-- begin Raw data --

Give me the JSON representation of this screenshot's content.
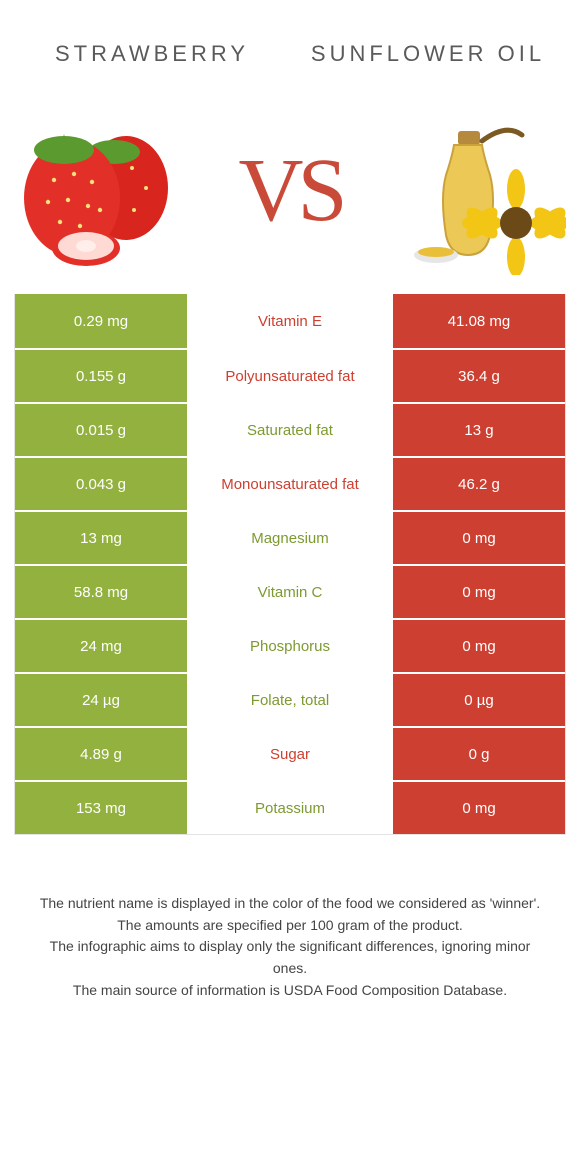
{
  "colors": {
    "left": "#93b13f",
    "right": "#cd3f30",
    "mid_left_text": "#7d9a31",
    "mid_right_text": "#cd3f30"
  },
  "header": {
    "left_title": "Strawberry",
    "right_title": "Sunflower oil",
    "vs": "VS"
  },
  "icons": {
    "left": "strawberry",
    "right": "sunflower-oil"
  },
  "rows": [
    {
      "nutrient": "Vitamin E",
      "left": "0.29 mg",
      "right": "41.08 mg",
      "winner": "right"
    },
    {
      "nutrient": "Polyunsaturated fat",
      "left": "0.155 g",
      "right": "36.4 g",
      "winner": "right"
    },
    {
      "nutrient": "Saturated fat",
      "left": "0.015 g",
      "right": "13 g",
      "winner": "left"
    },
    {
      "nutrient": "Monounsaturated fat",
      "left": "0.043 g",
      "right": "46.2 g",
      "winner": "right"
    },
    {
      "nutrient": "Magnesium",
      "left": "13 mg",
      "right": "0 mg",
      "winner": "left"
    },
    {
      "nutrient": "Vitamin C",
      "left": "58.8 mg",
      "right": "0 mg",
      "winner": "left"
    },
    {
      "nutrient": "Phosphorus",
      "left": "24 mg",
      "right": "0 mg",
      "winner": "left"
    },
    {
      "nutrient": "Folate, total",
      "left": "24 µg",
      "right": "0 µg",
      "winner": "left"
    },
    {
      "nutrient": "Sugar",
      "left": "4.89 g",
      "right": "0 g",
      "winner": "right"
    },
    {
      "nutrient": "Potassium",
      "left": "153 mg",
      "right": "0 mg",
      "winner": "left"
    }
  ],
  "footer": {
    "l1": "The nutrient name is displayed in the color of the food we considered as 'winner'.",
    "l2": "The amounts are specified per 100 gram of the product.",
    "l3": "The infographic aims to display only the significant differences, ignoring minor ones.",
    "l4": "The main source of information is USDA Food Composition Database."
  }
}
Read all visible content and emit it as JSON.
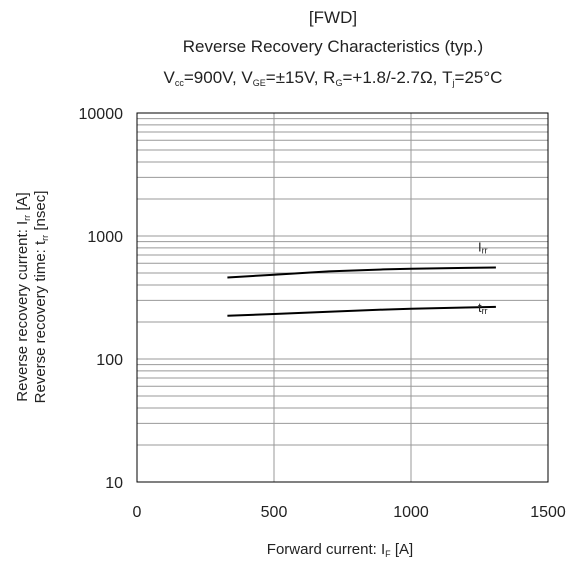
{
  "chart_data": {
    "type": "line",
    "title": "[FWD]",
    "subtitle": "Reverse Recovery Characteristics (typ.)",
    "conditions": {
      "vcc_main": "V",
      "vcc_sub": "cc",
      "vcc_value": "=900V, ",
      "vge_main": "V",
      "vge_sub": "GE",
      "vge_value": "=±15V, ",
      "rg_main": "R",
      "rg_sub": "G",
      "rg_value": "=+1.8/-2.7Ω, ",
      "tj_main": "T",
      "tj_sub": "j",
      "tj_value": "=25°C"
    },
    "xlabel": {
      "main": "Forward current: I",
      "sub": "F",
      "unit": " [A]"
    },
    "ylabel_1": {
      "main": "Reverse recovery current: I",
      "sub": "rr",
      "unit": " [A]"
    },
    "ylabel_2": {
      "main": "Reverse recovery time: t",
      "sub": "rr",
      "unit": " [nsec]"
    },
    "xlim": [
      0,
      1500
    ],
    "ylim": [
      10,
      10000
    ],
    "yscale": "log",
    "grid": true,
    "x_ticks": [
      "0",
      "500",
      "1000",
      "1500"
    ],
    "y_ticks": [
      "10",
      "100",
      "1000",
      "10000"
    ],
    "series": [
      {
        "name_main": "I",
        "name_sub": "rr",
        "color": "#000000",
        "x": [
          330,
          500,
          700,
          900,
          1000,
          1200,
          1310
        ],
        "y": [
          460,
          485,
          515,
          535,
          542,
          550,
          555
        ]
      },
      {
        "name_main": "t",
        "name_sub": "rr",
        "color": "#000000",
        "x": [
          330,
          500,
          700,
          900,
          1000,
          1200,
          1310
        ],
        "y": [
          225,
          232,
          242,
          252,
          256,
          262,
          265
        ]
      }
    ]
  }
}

-- end Raw data --
-- begin Raw data --

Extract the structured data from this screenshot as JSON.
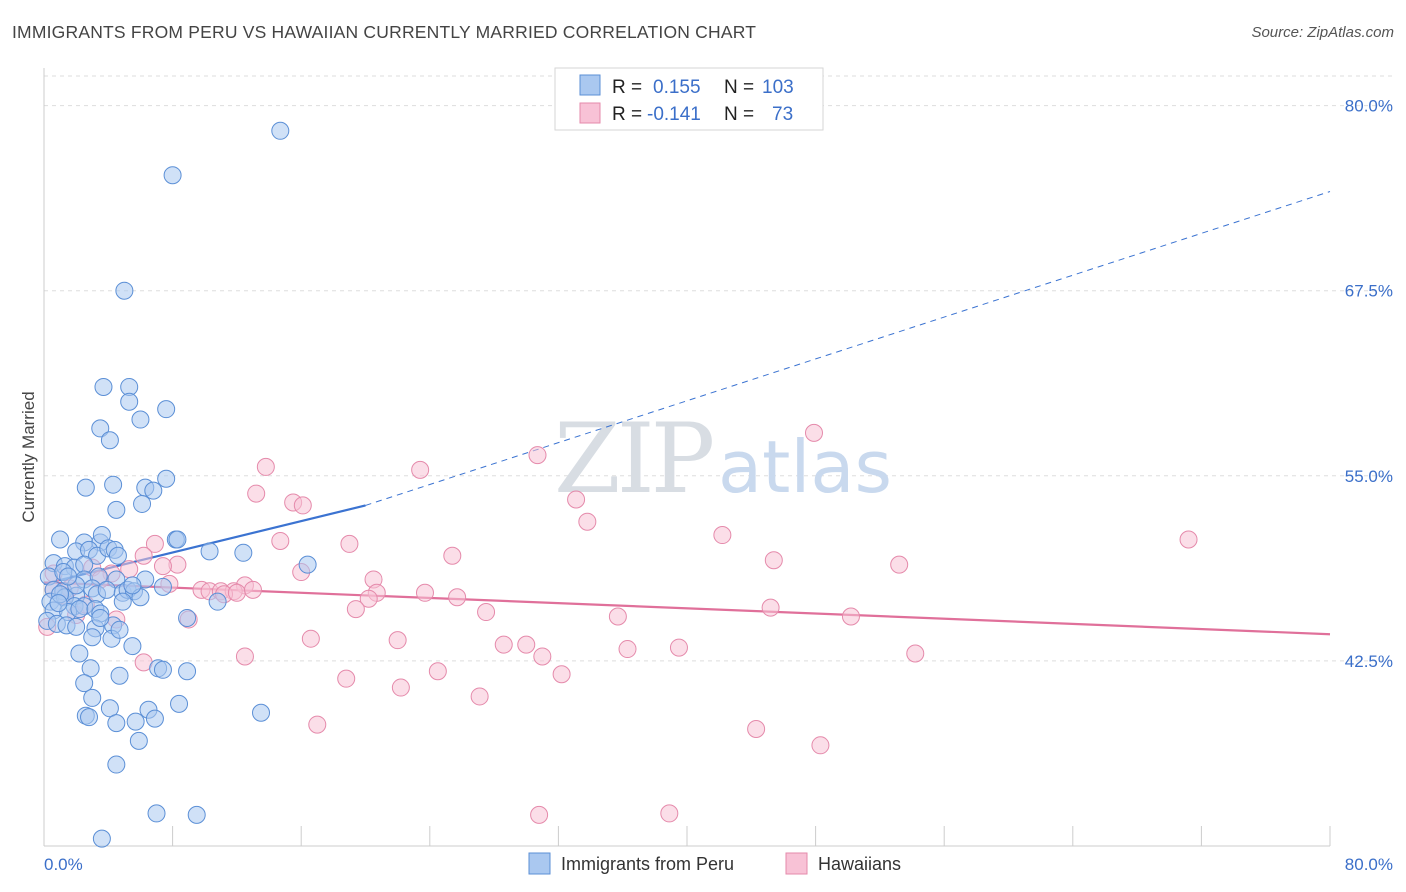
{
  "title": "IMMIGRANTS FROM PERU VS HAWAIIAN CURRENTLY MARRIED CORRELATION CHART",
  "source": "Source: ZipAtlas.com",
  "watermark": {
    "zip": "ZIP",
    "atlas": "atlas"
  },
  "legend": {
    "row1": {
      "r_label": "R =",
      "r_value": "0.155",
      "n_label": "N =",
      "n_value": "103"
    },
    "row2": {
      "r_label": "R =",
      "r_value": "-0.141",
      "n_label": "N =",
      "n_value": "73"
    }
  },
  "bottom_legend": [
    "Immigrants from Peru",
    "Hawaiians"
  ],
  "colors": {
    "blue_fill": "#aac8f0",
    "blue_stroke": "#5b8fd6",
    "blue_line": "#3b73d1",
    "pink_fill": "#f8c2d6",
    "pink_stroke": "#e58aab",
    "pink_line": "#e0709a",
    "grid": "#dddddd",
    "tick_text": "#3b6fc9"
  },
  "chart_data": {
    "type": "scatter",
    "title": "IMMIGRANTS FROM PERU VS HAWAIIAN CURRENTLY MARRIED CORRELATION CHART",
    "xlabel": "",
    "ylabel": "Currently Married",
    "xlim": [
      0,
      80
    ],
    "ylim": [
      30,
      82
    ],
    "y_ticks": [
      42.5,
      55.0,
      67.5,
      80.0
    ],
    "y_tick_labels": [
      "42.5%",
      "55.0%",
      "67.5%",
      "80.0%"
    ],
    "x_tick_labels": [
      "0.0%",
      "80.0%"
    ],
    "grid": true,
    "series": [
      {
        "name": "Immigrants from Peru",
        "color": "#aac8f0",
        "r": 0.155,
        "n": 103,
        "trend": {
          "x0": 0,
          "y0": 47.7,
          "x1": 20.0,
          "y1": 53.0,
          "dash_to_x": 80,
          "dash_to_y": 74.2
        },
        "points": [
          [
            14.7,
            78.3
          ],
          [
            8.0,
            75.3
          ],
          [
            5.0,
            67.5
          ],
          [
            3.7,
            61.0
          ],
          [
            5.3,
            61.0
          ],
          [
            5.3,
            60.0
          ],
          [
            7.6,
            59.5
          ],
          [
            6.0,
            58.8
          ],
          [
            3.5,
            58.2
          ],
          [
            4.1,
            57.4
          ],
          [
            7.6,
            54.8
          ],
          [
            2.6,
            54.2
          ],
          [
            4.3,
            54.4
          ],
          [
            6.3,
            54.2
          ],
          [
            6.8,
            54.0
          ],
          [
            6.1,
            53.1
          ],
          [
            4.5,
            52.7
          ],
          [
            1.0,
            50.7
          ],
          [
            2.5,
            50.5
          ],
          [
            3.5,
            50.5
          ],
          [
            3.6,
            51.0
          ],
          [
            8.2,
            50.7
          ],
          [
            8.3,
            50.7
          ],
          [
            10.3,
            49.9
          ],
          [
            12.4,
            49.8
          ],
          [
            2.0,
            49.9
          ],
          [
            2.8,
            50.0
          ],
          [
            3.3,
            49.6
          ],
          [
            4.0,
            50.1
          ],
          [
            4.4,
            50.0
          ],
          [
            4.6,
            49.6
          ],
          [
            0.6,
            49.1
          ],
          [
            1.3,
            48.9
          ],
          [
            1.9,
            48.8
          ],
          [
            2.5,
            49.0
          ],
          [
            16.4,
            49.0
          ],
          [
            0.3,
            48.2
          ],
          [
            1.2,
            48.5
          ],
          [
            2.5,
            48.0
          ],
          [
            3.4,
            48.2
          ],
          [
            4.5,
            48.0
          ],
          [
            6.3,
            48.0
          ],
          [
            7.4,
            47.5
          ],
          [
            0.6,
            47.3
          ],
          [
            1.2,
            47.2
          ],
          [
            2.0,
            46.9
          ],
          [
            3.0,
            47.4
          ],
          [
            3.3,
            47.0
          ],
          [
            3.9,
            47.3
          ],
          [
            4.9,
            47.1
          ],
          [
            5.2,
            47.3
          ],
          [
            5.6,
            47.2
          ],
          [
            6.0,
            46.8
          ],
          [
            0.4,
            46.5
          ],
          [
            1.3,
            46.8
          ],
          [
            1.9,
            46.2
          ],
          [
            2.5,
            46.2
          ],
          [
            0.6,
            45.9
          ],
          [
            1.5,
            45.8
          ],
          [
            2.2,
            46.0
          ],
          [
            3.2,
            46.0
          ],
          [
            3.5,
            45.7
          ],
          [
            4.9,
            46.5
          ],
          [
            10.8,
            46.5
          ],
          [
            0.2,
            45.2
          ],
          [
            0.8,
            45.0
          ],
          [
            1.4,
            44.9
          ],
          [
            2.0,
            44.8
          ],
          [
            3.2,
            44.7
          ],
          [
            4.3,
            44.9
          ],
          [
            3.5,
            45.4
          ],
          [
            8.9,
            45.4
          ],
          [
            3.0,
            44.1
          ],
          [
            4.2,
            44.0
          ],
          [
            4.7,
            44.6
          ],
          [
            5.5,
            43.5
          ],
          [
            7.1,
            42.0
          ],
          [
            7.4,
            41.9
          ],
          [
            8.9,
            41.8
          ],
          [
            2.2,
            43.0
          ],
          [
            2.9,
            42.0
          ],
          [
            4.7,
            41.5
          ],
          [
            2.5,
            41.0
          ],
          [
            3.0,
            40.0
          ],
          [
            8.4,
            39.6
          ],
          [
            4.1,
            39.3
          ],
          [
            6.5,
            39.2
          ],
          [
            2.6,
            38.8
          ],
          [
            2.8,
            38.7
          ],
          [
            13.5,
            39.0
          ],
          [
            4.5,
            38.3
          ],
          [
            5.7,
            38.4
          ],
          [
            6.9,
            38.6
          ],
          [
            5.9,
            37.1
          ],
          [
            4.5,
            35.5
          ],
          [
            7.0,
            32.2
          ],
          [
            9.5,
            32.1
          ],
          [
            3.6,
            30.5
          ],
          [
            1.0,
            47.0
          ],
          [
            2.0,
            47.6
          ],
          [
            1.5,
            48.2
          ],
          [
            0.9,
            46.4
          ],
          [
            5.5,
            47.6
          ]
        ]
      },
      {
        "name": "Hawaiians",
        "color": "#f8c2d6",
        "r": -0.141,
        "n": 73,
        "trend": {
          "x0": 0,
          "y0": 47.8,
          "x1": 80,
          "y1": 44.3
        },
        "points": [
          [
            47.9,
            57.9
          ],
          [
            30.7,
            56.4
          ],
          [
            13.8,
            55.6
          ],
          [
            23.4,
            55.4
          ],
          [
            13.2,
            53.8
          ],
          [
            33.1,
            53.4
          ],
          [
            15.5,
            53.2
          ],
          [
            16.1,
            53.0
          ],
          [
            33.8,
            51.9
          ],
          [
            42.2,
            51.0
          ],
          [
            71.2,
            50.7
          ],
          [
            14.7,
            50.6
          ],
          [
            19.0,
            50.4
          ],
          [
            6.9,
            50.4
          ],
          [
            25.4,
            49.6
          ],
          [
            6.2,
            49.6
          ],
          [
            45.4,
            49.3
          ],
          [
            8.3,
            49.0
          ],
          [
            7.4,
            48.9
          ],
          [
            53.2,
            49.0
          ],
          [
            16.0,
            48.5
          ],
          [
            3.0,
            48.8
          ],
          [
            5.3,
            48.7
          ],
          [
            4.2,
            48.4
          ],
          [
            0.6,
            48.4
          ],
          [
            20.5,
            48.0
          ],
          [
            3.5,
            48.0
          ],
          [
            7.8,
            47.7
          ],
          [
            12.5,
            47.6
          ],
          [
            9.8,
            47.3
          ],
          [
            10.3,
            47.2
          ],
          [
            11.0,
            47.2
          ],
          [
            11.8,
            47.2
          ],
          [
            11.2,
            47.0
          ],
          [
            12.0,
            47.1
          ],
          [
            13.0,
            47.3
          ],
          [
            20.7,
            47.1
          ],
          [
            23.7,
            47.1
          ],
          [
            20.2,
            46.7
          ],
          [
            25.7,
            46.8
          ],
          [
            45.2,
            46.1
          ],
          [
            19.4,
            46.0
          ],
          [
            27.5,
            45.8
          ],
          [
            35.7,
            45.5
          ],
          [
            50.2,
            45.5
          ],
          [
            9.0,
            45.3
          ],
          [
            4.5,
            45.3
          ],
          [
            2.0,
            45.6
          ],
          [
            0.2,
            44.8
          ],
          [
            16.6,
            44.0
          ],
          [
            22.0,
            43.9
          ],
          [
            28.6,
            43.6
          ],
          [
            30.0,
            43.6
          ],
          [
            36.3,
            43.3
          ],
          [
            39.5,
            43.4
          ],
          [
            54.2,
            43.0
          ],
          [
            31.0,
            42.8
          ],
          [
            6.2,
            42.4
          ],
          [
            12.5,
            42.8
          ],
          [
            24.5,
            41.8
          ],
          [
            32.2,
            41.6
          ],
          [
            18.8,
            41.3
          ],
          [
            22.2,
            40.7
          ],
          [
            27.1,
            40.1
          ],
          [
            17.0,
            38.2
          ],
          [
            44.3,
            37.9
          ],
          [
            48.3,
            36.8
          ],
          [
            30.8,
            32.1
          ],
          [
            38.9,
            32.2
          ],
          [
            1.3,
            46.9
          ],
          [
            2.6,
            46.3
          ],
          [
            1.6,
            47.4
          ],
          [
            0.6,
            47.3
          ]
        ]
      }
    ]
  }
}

-- end Raw data --
-- begin Raw data --

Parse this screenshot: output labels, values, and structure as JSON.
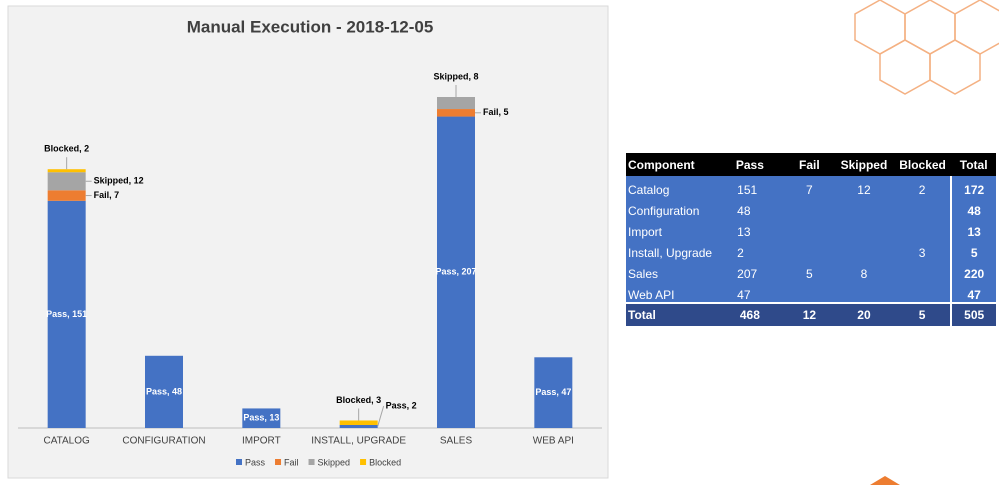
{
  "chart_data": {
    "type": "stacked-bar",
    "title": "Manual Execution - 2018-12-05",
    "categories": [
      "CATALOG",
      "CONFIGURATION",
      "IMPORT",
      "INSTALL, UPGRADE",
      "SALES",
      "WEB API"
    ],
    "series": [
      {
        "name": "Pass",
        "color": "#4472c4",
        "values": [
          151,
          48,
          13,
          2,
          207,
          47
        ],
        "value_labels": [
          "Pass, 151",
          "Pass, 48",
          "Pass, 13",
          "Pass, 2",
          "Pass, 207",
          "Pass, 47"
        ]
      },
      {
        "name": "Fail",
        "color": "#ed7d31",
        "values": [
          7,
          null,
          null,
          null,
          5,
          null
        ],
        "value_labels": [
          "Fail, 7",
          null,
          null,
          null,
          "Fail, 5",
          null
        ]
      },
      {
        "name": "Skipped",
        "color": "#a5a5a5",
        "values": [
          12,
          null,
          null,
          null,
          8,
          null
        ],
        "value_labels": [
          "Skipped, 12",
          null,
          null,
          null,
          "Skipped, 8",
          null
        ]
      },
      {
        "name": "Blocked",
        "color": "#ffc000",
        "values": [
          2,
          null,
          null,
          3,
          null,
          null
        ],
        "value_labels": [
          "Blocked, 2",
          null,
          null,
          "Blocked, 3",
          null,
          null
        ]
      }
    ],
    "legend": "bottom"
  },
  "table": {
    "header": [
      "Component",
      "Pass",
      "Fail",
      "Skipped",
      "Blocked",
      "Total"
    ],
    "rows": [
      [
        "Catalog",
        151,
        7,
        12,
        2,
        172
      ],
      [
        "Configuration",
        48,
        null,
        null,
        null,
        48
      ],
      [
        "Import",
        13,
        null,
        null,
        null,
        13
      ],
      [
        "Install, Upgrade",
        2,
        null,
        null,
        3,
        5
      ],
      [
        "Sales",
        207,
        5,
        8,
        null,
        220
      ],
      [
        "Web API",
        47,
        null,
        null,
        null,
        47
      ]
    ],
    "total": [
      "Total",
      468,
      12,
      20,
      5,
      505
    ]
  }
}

-- end Raw data --

Exercise => Give the number of lines in the data that contain "Skipped", with no other words.

Task result => 4